§ **STATED PROBLEM**
Search the listing for the string "name" and copy every line that contains it.

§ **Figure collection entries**
↓↓↓

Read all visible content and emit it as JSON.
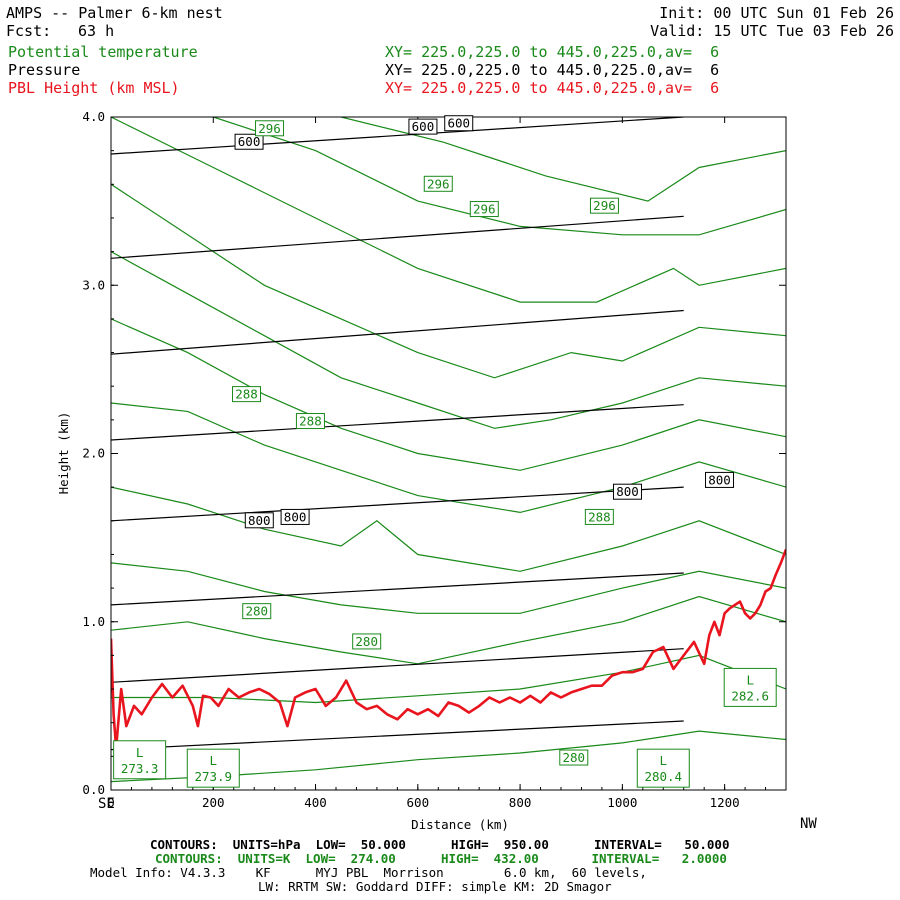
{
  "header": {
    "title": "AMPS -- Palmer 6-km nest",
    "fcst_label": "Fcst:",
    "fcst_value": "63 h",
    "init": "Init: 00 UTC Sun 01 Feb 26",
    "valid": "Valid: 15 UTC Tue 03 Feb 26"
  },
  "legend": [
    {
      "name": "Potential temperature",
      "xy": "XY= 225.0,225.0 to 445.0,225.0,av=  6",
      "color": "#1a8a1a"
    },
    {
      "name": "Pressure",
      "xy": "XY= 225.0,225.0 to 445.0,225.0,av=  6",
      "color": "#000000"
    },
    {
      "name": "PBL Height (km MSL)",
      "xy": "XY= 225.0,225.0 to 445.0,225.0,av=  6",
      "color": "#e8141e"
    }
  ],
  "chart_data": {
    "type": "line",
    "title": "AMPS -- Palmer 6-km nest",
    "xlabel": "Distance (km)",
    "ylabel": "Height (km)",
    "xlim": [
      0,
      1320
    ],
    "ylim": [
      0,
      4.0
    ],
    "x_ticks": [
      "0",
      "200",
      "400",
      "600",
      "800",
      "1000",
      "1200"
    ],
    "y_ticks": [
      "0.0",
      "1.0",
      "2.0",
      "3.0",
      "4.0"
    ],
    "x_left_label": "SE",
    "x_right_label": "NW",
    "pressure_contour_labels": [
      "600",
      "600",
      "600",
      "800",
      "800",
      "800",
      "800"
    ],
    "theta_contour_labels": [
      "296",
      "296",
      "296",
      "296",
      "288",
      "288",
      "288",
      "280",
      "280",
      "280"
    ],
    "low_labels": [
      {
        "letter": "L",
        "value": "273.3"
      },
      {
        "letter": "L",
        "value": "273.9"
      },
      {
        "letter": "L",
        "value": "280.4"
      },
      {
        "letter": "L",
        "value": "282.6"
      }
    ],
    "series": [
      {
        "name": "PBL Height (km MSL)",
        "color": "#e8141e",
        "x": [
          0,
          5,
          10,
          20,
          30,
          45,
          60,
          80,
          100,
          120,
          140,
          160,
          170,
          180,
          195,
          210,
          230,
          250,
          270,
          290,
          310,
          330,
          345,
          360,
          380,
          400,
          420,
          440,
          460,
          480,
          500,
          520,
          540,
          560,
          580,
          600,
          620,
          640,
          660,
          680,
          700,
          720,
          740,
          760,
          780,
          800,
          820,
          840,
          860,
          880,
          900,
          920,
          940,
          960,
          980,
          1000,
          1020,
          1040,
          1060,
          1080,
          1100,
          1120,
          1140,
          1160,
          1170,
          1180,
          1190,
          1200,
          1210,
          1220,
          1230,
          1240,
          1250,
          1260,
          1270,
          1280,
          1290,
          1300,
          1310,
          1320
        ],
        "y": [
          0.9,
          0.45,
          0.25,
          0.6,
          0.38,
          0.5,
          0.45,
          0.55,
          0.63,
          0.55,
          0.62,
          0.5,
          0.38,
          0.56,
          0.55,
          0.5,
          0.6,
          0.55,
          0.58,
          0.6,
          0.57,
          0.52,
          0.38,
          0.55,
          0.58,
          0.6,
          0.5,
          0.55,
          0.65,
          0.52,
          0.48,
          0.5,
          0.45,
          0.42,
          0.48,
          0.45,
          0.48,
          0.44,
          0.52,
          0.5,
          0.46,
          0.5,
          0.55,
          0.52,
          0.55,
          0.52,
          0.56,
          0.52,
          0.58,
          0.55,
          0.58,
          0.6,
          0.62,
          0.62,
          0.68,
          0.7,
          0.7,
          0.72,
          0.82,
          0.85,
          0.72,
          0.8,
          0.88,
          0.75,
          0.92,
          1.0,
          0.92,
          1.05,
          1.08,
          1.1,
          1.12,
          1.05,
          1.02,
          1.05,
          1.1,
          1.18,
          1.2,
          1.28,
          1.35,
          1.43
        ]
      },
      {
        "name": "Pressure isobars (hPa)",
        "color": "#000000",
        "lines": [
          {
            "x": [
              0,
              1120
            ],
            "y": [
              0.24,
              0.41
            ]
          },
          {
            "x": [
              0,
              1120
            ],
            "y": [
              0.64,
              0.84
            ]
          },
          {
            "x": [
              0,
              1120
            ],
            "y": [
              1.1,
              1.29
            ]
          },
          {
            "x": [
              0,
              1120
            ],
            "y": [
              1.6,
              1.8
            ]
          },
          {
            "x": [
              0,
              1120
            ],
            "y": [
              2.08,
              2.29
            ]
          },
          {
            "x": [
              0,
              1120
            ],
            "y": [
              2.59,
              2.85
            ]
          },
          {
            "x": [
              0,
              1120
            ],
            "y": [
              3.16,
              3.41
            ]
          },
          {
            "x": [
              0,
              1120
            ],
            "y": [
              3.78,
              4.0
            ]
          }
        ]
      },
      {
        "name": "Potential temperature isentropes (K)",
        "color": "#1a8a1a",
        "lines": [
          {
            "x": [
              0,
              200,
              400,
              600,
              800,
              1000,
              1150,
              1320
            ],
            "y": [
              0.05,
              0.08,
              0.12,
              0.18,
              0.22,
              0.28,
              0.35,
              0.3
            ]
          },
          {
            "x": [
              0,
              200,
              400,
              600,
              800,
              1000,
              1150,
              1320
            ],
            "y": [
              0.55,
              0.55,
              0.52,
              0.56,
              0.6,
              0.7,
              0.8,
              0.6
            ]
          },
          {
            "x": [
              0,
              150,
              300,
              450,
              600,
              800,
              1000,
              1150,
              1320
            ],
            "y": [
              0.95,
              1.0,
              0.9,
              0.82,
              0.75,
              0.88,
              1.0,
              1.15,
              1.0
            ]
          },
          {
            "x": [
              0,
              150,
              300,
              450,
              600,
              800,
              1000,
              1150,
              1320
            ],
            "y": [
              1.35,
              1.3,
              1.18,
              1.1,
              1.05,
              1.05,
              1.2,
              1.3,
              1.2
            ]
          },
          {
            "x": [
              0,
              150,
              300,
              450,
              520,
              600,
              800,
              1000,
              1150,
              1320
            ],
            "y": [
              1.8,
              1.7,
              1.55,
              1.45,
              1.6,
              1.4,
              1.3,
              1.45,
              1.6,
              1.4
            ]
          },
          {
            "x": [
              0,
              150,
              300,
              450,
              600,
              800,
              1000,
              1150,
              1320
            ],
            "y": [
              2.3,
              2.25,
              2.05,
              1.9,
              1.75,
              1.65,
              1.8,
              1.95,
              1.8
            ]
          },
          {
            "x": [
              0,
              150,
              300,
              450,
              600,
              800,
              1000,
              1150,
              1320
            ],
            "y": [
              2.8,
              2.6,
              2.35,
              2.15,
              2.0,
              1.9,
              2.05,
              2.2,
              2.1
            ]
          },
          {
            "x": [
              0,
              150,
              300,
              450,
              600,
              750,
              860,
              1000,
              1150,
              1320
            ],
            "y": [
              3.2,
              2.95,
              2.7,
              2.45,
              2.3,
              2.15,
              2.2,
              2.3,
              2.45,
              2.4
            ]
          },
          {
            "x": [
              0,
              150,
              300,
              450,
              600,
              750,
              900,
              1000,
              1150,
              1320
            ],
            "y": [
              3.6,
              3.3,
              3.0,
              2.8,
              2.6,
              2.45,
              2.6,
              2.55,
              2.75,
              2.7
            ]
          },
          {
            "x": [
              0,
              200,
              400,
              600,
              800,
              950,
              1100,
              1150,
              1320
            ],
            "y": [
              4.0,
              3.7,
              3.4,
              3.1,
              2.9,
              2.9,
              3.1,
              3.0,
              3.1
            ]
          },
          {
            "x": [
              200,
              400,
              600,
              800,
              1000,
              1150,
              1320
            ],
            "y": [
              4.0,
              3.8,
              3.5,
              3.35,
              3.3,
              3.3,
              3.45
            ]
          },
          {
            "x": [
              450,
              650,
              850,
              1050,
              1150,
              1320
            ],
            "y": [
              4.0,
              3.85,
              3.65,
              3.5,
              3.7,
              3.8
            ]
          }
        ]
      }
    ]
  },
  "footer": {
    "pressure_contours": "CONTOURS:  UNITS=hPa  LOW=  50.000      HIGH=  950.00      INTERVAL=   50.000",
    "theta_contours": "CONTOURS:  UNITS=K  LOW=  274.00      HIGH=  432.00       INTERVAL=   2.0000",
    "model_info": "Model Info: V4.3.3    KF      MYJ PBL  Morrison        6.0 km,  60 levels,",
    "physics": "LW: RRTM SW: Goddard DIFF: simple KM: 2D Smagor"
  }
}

↑↑↑
↓↓↓

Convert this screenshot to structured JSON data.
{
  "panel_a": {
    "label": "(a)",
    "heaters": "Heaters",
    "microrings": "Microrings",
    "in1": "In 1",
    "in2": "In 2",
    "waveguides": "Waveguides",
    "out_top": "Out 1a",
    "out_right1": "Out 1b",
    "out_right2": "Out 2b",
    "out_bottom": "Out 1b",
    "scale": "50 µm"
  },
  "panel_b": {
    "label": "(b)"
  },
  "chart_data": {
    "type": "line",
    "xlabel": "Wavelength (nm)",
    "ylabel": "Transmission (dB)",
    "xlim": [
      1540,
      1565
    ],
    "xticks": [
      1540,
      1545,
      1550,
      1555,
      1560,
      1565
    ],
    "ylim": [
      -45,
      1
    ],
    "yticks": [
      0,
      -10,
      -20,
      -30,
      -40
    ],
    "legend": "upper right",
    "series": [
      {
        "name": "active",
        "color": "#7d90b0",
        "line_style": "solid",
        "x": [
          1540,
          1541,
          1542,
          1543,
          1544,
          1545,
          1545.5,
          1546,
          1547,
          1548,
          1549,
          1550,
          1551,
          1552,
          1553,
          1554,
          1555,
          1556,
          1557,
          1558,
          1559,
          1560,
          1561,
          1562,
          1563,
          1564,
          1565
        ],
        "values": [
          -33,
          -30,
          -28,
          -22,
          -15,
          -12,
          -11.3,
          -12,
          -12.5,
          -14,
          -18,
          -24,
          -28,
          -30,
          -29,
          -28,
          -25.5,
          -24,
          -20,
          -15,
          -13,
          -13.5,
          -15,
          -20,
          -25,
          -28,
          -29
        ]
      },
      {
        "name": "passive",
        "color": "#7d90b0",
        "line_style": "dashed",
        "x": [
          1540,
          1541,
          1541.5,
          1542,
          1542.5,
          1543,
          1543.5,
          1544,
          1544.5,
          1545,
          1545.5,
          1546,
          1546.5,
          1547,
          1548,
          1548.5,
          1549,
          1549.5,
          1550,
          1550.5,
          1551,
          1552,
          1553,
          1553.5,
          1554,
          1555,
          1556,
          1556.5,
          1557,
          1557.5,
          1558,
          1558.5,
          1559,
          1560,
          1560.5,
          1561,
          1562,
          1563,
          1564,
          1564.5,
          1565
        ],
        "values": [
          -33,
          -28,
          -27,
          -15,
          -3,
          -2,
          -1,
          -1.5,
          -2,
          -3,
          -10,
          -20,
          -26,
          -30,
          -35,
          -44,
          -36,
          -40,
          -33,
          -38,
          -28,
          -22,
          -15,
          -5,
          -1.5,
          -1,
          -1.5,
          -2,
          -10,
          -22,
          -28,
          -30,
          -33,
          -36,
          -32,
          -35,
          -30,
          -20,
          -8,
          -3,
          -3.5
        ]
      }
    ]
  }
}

↑↑↑

§ **SOLUTION BELOW**
      "name": "Potential temperature",
      "name": "Pressure",
      "name": "PBL Height (km MSL)",
        "name": "PBL Height (km MSL)",
        "name": "Pressure isobars (hPa)",
        "name": "Potential temperature isentropes (K)",
        "name": "active",
        "name": "passive",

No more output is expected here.